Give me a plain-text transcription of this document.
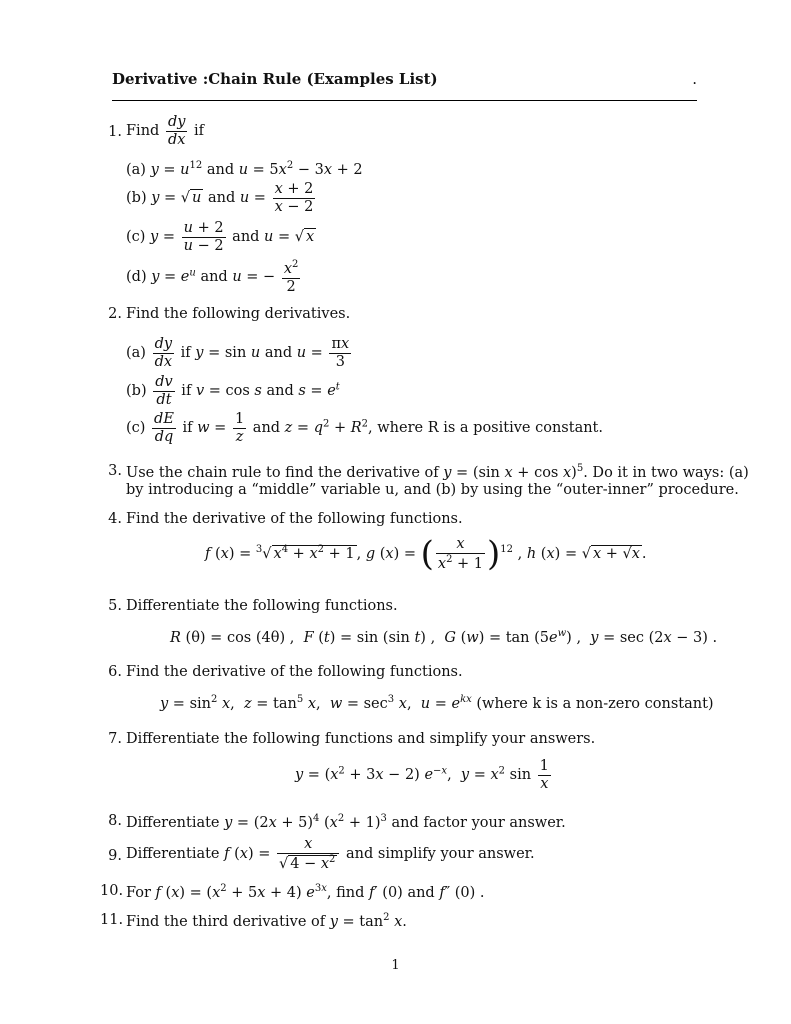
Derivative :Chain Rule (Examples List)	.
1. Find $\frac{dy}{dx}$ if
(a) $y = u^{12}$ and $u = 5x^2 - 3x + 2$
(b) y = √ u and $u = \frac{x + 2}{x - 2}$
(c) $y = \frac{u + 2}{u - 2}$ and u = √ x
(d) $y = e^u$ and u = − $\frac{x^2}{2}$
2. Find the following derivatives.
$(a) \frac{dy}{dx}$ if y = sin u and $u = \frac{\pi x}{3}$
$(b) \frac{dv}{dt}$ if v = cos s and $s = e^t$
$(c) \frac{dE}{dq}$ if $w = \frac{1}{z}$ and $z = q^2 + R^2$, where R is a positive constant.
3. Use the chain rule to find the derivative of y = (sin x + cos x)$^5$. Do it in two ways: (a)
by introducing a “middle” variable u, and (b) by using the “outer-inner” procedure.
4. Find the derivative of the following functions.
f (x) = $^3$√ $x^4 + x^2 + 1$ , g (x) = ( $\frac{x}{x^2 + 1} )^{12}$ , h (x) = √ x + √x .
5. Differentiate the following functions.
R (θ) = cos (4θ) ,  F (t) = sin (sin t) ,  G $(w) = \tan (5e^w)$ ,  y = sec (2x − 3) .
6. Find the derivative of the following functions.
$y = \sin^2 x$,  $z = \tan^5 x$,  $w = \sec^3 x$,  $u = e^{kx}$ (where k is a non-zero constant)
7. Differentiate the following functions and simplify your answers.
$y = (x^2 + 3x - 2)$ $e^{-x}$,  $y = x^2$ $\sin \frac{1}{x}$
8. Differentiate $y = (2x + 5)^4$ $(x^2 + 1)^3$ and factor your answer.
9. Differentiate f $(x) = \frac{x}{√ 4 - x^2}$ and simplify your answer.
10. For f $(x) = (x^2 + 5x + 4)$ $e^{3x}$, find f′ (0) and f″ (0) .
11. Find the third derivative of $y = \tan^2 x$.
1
------------------------------------------------
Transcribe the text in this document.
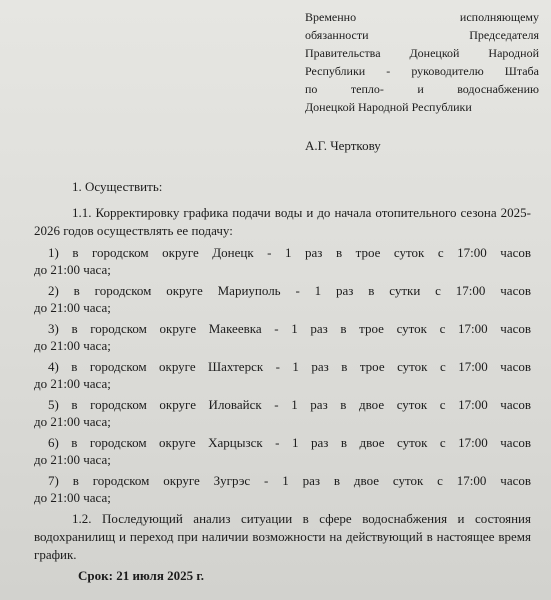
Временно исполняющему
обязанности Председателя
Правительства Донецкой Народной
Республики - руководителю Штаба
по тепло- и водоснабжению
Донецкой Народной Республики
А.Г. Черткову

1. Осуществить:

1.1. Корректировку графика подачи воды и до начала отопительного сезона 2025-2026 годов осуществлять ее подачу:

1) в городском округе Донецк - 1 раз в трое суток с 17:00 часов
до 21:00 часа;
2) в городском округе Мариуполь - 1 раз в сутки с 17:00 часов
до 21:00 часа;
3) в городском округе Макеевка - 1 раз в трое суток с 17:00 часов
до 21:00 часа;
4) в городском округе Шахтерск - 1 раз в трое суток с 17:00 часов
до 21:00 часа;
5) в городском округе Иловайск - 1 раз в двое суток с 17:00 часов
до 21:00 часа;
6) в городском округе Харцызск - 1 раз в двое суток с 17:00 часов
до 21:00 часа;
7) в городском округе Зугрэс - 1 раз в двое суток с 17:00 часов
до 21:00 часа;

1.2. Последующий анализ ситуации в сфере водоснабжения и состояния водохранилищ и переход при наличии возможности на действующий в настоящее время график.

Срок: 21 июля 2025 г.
------------------------------------------------
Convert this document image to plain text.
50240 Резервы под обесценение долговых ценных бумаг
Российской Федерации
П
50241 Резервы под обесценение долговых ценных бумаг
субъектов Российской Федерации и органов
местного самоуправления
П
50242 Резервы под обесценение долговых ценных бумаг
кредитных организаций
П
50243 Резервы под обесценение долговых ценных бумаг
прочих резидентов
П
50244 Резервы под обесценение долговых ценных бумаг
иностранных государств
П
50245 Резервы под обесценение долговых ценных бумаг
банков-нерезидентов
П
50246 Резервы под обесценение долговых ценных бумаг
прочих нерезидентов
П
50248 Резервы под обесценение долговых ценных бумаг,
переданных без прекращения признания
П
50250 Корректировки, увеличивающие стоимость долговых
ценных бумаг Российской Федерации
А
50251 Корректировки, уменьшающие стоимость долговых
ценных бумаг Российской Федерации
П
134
------------------------------------------------
Your instructions ▸
Pick out the lines containing the string "Российской".

Final answer ▸
Российской Федерации
субъектов Российской Федерации и органов
ценных бумаг Российской Федерации
ценных бумаг Российской Федерации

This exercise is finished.